● What is being asked: Check every line of the data for the word "down", and copy those that have it.

● Supplied entries:
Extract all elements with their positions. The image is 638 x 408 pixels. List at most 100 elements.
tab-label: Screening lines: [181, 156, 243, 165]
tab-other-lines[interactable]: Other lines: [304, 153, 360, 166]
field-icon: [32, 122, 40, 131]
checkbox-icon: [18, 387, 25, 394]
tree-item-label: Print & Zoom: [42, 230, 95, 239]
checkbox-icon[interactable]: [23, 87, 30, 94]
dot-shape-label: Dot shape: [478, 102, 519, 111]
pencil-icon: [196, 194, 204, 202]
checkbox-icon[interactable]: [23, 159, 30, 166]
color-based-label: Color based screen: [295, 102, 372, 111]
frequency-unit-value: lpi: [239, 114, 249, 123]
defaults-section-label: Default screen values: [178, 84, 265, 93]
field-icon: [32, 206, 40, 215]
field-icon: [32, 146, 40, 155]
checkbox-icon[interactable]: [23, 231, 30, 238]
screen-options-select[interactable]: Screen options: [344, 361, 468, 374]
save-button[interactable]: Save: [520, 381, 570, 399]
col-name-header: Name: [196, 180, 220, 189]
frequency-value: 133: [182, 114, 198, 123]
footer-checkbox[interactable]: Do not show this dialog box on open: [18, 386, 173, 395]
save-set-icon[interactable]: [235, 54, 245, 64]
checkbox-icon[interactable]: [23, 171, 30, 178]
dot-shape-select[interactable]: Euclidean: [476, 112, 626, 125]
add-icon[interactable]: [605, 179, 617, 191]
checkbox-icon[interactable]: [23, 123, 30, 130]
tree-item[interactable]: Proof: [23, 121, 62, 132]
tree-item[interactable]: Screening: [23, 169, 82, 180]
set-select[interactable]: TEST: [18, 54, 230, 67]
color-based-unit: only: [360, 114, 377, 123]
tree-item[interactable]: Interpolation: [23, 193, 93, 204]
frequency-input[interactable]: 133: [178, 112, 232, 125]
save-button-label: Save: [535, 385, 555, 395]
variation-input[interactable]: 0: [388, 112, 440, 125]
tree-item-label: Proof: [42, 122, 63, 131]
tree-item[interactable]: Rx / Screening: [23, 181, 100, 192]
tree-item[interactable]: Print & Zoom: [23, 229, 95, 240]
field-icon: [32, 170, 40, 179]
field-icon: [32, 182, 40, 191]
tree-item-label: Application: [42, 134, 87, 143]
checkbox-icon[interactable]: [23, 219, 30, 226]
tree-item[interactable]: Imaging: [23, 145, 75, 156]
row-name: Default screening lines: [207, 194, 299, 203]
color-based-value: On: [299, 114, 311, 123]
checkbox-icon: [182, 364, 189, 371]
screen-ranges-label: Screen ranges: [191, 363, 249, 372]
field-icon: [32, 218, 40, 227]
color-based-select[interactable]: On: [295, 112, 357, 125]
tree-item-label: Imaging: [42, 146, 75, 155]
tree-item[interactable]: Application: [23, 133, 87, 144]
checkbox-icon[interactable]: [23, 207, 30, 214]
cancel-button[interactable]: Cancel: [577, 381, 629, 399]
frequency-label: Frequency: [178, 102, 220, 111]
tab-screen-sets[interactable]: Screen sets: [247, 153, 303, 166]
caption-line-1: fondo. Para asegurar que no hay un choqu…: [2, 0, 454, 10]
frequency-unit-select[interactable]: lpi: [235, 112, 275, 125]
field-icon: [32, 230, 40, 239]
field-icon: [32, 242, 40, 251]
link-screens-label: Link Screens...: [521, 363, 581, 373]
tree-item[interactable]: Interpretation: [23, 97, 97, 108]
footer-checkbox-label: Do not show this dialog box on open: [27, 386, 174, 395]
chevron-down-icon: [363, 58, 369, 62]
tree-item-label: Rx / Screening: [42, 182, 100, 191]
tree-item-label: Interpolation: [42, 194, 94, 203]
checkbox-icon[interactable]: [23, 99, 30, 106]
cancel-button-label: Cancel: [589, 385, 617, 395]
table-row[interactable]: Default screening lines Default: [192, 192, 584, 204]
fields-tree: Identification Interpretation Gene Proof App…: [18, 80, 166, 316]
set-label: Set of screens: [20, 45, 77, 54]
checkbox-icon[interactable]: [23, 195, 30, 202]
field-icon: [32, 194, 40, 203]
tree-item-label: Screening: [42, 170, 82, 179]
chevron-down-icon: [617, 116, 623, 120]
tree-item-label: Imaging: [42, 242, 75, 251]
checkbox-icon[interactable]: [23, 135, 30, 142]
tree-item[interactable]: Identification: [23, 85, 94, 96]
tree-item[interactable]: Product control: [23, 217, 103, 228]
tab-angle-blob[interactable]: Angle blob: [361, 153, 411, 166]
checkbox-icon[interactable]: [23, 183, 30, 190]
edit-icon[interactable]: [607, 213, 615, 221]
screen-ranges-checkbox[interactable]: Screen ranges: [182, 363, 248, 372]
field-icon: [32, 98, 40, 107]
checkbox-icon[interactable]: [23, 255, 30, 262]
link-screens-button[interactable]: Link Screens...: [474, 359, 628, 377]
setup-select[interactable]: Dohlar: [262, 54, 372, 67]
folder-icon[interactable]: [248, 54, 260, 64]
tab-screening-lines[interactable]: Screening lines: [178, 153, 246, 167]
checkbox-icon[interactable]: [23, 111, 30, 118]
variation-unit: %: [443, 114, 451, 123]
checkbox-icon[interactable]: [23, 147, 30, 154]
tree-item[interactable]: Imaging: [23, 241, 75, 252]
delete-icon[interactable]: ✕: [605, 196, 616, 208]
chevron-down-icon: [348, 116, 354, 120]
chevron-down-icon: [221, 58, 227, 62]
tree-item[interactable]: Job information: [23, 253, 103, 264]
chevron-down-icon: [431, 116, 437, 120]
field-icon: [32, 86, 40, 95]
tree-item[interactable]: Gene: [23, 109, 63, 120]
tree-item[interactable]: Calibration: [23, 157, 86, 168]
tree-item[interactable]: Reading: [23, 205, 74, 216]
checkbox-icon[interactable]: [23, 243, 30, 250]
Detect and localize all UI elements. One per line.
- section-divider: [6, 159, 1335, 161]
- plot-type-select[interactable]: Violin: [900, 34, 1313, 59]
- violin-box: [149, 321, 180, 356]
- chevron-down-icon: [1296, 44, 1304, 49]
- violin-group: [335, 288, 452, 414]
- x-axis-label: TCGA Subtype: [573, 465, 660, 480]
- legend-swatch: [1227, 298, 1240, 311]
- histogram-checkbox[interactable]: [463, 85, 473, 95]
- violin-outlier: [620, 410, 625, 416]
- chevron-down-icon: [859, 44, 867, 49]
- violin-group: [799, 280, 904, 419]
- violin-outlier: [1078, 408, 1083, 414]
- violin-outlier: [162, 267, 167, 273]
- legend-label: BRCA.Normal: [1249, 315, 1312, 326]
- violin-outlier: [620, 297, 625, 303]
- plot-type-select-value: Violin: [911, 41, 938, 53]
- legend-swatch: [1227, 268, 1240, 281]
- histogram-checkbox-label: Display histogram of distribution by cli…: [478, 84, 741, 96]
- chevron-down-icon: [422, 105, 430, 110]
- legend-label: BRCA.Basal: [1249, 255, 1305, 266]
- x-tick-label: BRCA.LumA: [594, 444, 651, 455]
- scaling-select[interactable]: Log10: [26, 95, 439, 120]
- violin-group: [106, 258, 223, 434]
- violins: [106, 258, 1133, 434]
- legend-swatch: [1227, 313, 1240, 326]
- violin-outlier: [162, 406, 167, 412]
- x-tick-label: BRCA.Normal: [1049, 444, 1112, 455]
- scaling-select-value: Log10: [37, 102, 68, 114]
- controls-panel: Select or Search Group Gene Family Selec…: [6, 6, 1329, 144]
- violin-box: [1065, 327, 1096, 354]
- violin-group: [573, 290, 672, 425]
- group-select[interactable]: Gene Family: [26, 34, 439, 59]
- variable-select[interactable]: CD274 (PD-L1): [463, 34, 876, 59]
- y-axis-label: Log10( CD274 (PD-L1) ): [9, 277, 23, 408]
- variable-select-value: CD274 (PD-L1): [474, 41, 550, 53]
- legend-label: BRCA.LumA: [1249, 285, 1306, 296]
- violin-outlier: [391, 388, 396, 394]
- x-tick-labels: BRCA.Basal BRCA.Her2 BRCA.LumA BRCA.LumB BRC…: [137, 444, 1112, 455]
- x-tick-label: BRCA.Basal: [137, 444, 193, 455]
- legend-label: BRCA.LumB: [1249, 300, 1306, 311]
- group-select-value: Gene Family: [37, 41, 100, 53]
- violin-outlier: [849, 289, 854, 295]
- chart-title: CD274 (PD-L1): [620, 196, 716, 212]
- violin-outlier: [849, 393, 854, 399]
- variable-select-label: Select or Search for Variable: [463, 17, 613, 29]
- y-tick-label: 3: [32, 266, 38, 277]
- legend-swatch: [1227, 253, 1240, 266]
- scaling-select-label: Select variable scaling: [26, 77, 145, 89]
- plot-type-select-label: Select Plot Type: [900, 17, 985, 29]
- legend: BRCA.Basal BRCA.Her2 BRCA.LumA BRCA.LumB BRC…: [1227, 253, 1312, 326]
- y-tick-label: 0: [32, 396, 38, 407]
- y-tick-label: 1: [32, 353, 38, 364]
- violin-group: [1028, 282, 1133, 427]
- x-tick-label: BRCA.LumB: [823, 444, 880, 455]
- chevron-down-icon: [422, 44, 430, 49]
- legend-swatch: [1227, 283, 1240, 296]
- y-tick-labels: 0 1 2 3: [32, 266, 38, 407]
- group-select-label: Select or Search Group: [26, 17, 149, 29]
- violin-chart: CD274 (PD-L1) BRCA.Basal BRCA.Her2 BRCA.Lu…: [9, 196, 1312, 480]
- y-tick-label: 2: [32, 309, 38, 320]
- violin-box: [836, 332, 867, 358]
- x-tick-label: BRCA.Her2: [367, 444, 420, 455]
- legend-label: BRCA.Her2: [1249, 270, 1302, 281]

● Result:
chevron-down-icon: [363, 58, 369, 62]
chevron-down-icon: [617, 116, 623, 120]
chevron-down-icon: [348, 116, 354, 120]
chevron-down-icon: [221, 58, 227, 62]
chevron-down-icon: [431, 116, 437, 120]
- chevron-down-icon: [1296, 44, 1304, 49]
- chevron-down-icon: [859, 44, 867, 49]
- chevron-down-icon: [422, 105, 430, 110]
- chevron-down-icon: [422, 44, 430, 49]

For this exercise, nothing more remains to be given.